-- START OF Data to use --

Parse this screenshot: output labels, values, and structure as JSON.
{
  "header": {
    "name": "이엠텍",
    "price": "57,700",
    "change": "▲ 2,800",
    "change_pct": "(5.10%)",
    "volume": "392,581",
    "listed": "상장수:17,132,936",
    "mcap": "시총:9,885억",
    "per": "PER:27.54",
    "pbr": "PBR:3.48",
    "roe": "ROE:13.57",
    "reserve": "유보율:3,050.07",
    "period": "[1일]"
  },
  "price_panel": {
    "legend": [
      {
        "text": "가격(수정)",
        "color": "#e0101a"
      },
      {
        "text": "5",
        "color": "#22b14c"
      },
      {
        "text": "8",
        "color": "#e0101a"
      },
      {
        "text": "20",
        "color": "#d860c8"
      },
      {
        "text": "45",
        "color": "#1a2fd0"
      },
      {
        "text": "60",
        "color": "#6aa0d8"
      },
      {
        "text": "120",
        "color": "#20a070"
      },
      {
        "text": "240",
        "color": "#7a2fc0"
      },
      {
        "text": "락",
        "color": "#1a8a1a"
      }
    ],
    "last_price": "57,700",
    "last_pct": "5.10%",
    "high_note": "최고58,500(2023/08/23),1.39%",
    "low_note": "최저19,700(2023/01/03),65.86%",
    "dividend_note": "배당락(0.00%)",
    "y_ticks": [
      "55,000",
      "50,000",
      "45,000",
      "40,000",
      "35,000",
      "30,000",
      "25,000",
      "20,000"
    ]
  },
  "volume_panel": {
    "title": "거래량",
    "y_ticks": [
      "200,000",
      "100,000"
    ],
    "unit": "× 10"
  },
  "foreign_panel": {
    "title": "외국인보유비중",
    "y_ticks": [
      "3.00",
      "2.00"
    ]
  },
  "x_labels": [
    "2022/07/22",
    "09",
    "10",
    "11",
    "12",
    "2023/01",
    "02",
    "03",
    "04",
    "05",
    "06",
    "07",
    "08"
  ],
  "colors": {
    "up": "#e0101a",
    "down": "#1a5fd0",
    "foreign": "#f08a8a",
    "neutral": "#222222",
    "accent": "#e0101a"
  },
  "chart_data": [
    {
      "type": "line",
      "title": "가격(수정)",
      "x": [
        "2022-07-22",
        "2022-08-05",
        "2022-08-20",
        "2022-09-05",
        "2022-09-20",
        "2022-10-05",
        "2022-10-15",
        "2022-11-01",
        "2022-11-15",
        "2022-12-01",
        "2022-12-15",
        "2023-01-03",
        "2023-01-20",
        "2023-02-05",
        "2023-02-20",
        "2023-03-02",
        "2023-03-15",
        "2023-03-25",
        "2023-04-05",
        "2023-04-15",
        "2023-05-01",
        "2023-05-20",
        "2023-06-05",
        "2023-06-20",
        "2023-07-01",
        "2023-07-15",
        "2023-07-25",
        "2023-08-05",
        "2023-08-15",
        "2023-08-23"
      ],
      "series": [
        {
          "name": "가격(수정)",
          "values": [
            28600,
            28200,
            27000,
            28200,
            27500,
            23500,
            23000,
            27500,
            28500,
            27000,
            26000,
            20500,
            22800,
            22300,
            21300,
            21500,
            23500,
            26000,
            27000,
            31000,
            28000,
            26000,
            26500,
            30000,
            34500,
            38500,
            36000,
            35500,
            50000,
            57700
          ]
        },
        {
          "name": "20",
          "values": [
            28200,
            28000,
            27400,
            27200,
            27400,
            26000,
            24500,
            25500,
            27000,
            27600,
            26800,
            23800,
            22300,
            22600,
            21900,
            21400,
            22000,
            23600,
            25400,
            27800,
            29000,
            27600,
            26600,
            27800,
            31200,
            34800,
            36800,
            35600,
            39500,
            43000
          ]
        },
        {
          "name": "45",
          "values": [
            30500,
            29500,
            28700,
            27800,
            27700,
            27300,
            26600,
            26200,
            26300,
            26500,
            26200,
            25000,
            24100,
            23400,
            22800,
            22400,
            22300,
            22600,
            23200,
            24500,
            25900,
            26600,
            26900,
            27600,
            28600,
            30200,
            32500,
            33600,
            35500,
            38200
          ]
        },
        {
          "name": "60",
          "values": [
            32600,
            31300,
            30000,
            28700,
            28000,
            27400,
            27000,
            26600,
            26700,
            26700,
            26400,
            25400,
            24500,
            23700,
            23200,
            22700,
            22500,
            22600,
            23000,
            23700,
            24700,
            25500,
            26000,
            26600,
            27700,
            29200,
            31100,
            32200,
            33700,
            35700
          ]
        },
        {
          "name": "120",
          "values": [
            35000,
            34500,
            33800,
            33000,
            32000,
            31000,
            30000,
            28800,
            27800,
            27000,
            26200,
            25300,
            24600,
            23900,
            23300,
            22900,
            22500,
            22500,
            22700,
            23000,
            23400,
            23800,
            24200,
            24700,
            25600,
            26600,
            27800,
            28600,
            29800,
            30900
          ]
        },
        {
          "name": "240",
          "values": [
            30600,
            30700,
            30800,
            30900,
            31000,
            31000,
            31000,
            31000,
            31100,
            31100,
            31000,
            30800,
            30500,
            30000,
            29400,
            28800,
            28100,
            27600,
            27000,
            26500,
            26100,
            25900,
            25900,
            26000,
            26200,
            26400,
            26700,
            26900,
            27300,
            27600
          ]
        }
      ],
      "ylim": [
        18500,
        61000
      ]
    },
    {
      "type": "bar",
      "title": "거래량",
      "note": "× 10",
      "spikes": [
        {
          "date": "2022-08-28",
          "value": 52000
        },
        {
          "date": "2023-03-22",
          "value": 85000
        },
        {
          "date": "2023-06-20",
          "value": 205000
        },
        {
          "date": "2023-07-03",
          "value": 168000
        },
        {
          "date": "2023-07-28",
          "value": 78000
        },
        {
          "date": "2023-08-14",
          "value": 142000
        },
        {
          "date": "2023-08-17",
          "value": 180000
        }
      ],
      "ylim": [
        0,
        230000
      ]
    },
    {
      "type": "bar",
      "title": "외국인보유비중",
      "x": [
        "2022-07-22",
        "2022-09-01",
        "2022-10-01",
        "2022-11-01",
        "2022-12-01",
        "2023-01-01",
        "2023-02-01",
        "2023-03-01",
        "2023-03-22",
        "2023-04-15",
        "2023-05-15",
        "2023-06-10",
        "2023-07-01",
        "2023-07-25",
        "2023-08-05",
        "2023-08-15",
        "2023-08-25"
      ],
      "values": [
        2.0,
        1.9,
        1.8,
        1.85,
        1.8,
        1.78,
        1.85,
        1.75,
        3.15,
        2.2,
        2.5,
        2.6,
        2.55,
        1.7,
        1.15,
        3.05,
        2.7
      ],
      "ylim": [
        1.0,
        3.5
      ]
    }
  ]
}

-- END OF Data to use --

What the exercise asks: Transcribe every entry exactly.

Task response:
Parse this screenshot: output labels, values, and structure as JSON.
{
  "header": {
    "name": "이엠텍",
    "price": "57,700",
    "change": "▲ 2,800",
    "change_pct": "(5.10%)",
    "volume": "392,581",
    "listed": "상장수:17,132,936",
    "mcap": "시총:9,885억",
    "per": "PER:27.54",
    "pbr": "PBR:3.48",
    "roe": "ROE:13.57",
    "reserve": "유보율:3,050.07",
    "period": "[1일]"
  },
  "price_panel": {
    "legend": [
      {
        "text": "가격(수정)",
        "color": "#e0101a"
      },
      {
        "text": "5",
        "color": "#22b14c"
      },
      {
        "text": "8",
        "color": "#e0101a"
      },
      {
        "text": "20",
        "color": "#d860c8"
      },
      {
        "text": "45",
        "color": "#1a2fd0"
      },
      {
        "text": "60",
        "color": "#6aa0d8"
      },
      {
        "text": "120",
        "color": "#20a070"
      },
      {
        "text": "240",
        "color": "#7a2fc0"
      },
      {
        "text": "락",
        "color": "#1a8a1a"
      }
    ],
    "last_price": "57,700",
    "last_pct": "5.10%",
    "high_note": "최고58,500(2023/08/23),1.39%",
    "low_note": "최저19,700(2023/01/03),65.86%",
    "dividend_note": "배당락(0.00%)",
    "y_ticks": [
      "55,000",
      "50,000",
      "45,000",
      "40,000",
      "35,000",
      "30,000",
      "25,000",
      "20,000"
    ]
  },
  "volume_panel": {
    "title": "거래량",
    "y_ticks": [
      "200,000",
      "100,000"
    ],
    "unit": "× 10"
  },
  "foreign_panel": {
    "title": "외국인보유비중",
    "y_ticks": [
      "3.00",
      "2.00"
    ]
  },
  "x_labels": [
    "2022/07/22",
    "09",
    "10",
    "11",
    "12",
    "2023/01",
    "02",
    "03",
    "04",
    "05",
    "06",
    "07",
    "08"
  ],
  "colors": {
    "up": "#e0101a",
    "down": "#1a5fd0",
    "foreign": "#f08a8a",
    "neutral": "#222222",
    "accent": "#e0101a"
  },
  "chart_data": [
    {
      "type": "line",
      "title": "가격(수정)",
      "x": [
        "2022-07-22",
        "2022-08-05",
        "2022-08-20",
        "2022-09-05",
        "2022-09-20",
        "2022-10-05",
        "2022-10-15",
        "2022-11-01",
        "2022-11-15",
        "2022-12-01",
        "2022-12-15",
        "2023-01-03",
        "2023-01-20",
        "2023-02-05",
        "2023-02-20",
        "2023-03-02",
        "2023-03-15",
        "2023-03-25",
        "2023-04-05",
        "2023-04-15",
        "2023-05-01",
        "2023-05-20",
        "2023-06-05",
        "2023-06-20",
        "2023-07-01",
        "2023-07-15",
        "2023-07-25",
        "2023-08-05",
        "2023-08-15",
        "2023-08-23"
      ],
      "series": [
        {
          "name": "가격(수정)",
          "values": [
            28600,
            28200,
            27000,
            28200,
            27500,
            23500,
            23000,
            27500,
            28500,
            27000,
            26000,
            20500,
            22800,
            22300,
            21300,
            21500,
            23500,
            26000,
            27000,
            31000,
            28000,
            26000,
            26500,
            30000,
            34500,
            38500,
            36000,
            35500,
            50000,
            57700
          ]
        },
        {
          "name": "20",
          "values": [
            28200,
            28000,
            27400,
            27200,
            27400,
            26000,
            24500,
            25500,
            27000,
            27600,
            26800,
            23800,
            22300,
            22600,
            21900,
            21400,
            22000,
            23600,
            25400,
            27800,
            29000,
            27600,
            26600,
            27800,
            31200,
            34800,
            36800,
            35600,
            39500,
            43000
          ]
        },
        {
          "name": "45",
          "values": [
            30500,
            29500,
            28700,
            27800,
            27700,
            27300,
            26600,
            26200,
            26300,
            26500,
            26200,
            25000,
            24100,
            23400,
            22800,
            22400,
            22300,
            22600,
            23200,
            24500,
            25900,
            26600,
            26900,
            27600,
            28600,
            30200,
            32500,
            33600,
            35500,
            38200
          ]
        },
        {
          "name": "60",
          "values": [
            32600,
            31300,
            30000,
            28700,
            28000,
            27400,
            27000,
            26600,
            26700,
            26700,
            26400,
            25400,
            24500,
            23700,
            23200,
            22700,
            22500,
            22600,
            23000,
            23700,
            24700,
            25500,
            26000,
            26600,
            27700,
            29200,
            31100,
            32200,
            33700,
            35700
          ]
        },
        {
          "name": "120",
          "values": [
            35000,
            34500,
            33800,
            33000,
            32000,
            31000,
            30000,
            28800,
            27800,
            27000,
            26200,
            25300,
            24600,
            23900,
            23300,
            22900,
            22500,
            22500,
            22700,
            23000,
            23400,
            23800,
            24200,
            24700,
            25600,
            26600,
            27800,
            28600,
            29800,
            30900
          ]
        },
        {
          "name": "240",
          "values": [
            30600,
            30700,
            30800,
            30900,
            31000,
            31000,
            31000,
            31000,
            31100,
            31100,
            31000,
            30800,
            30500,
            30000,
            29400,
            28800,
            28100,
            27600,
            27000,
            26500,
            26100,
            25900,
            25900,
            26000,
            26200,
            26400,
            26700,
            26900,
            27300,
            27600
          ]
        }
      ],
      "ylim": [
        18500,
        61000
      ]
    },
    {
      "type": "bar",
      "title": "거래량",
      "note": "× 10",
      "spikes": [
        {
          "date": "2022-08-28",
          "value": 52000
        },
        {
          "date": "2023-03-22",
          "value": 85000
        },
        {
          "date": "2023-06-20",
          "value": 205000
        },
        {
          "date": "2023-07-03",
          "value": 168000
        },
        {
          "date": "2023-07-28",
          "value": 78000
        },
        {
          "date": "2023-08-14",
          "value": 142000
        },
        {
          "date": "2023-08-17",
          "value": 180000
        }
      ],
      "ylim": [
        0,
        230000
      ]
    },
    {
      "type": "bar",
      "title": "외국인보유비중",
      "x": [
        "2022-07-22",
        "2022-09-01",
        "2022-10-01",
        "2022-11-01",
        "2022-12-01",
        "2023-01-01",
        "2023-02-01",
        "2023-03-01",
        "2023-03-22",
        "2023-04-15",
        "2023-05-15",
        "2023-06-10",
        "2023-07-01",
        "2023-07-25",
        "2023-08-05",
        "2023-08-15",
        "2023-08-25"
      ],
      "values": [
        2.0,
        1.9,
        1.8,
        1.85,
        1.8,
        1.78,
        1.85,
        1.75,
        3.15,
        2.2,
        2.5,
        2.6,
        2.55,
        1.7,
        1.15,
        3.05,
        2.7
      ],
      "ylim": [
        1.0,
        3.5
      ]
    }
  ]
}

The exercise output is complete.